== ASSIGNMENT ==
Your answer should be one number, the count of lines in the data that hold "Afficher".

== DATA SUPPLIED ==

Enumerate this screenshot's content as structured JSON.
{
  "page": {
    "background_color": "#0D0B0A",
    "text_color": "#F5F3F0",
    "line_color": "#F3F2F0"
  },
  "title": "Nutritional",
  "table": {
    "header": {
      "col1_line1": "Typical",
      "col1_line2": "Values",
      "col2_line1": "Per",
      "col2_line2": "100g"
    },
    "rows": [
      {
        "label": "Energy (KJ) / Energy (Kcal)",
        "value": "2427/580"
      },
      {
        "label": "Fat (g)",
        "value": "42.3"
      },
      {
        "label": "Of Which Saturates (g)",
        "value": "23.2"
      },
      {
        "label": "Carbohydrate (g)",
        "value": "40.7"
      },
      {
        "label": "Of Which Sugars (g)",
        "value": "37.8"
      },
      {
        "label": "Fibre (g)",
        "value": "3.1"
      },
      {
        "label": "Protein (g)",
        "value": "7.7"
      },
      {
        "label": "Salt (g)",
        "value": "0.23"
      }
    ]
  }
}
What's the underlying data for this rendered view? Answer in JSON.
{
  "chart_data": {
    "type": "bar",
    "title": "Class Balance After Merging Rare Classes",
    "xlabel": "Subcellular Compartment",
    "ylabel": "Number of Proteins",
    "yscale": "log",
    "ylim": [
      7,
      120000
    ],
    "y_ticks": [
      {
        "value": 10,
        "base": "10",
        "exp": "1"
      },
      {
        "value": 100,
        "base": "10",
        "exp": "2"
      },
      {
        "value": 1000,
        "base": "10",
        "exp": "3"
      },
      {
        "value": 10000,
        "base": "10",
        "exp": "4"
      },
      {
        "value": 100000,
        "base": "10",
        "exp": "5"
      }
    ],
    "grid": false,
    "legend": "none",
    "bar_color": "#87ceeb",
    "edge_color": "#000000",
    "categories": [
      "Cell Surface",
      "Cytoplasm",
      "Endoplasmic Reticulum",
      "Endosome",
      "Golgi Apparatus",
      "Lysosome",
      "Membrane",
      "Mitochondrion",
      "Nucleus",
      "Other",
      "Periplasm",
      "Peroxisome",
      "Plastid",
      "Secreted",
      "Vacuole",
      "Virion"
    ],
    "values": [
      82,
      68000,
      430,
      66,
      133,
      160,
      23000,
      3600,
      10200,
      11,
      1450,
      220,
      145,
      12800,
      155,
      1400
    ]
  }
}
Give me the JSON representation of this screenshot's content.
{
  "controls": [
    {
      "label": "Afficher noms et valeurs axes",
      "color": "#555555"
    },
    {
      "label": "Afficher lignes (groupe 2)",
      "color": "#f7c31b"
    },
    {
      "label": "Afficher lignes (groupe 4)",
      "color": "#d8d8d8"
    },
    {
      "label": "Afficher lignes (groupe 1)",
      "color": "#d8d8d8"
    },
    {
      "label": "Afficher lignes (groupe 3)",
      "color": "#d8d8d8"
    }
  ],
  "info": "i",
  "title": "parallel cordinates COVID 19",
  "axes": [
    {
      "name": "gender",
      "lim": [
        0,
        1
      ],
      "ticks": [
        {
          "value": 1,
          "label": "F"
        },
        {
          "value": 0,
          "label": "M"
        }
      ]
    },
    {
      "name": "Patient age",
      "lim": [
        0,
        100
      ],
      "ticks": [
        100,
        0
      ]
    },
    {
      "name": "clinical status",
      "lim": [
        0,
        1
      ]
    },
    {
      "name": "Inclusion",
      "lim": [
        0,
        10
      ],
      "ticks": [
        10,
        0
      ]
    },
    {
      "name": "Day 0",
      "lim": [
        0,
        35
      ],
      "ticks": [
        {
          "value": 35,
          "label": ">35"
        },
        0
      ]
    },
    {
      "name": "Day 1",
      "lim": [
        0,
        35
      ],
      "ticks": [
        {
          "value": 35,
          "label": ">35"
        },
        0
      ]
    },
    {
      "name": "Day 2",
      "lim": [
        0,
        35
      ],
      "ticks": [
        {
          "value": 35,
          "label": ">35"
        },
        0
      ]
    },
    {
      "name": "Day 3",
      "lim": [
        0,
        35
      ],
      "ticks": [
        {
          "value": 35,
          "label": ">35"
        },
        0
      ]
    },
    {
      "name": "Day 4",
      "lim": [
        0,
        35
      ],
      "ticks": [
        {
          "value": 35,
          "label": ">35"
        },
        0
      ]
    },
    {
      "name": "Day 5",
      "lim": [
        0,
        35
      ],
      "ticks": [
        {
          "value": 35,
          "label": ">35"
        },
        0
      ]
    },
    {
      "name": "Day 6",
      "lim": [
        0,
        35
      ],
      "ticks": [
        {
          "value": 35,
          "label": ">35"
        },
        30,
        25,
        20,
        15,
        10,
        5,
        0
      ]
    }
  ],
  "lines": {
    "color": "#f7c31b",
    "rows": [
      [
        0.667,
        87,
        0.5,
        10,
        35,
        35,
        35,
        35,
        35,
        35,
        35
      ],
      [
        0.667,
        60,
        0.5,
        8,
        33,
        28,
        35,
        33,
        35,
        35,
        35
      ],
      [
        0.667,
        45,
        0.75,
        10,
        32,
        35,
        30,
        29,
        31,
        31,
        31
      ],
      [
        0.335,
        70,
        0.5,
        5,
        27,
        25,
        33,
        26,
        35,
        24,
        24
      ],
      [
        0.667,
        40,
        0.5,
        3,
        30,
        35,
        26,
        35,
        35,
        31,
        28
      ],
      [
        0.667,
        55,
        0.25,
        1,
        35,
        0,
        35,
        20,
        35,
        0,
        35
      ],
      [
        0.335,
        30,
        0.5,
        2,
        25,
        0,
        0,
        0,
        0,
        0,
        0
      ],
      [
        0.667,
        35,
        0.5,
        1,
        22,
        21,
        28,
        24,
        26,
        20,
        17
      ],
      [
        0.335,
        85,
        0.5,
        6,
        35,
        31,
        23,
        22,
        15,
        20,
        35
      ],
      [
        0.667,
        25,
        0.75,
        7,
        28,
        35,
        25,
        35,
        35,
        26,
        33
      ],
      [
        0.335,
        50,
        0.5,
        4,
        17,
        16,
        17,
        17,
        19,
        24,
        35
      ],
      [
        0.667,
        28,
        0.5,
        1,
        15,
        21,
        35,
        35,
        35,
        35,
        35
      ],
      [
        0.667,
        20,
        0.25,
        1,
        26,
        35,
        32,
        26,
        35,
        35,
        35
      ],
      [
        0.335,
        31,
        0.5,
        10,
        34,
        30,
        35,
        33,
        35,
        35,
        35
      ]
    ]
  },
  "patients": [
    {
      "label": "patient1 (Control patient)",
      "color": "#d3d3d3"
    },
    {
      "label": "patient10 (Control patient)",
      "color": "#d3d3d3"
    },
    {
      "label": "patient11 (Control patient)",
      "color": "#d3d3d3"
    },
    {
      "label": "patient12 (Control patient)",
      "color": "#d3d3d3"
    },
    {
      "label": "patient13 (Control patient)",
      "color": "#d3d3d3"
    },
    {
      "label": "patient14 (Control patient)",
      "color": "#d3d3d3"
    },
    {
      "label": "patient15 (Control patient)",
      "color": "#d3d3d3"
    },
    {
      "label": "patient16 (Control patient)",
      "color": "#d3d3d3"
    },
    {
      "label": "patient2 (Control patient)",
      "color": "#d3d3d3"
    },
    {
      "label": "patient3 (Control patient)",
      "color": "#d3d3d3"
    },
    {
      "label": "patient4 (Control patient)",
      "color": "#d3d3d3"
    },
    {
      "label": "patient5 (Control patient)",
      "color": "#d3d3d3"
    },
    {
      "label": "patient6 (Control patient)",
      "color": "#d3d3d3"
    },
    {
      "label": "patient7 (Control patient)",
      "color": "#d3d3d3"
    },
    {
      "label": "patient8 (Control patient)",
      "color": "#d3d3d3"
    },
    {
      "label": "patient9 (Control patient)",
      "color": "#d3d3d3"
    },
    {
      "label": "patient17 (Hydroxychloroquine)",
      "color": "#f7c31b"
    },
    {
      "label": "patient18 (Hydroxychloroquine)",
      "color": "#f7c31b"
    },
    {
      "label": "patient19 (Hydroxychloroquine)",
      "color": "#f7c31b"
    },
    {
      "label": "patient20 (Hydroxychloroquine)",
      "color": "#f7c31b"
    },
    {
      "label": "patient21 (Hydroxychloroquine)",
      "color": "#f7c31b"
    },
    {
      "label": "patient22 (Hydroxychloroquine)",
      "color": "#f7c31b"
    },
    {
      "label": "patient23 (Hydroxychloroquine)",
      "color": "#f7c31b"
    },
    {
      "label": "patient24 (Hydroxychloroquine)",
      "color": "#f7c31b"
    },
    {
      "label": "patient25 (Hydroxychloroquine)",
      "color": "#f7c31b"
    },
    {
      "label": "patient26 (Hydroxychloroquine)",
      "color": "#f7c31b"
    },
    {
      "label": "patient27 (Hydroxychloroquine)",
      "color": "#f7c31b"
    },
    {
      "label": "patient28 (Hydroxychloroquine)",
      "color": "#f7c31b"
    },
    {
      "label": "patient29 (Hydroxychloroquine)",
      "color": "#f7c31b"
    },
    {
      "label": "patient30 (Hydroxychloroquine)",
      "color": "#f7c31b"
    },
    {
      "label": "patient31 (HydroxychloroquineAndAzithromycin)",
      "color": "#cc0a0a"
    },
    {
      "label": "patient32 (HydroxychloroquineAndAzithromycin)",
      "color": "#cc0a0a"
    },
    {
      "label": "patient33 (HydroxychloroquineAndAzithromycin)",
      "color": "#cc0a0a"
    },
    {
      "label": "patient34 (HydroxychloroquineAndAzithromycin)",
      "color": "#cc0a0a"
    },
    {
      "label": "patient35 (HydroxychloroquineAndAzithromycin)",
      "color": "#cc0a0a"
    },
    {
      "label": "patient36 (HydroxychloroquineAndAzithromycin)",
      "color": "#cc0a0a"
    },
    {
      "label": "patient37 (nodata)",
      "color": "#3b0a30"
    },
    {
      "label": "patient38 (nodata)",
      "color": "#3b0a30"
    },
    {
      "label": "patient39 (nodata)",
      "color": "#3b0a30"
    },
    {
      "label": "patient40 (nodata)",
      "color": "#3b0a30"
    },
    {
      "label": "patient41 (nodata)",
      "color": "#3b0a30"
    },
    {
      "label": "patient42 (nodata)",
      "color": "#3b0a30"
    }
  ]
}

== TASK SOLUTION ==
5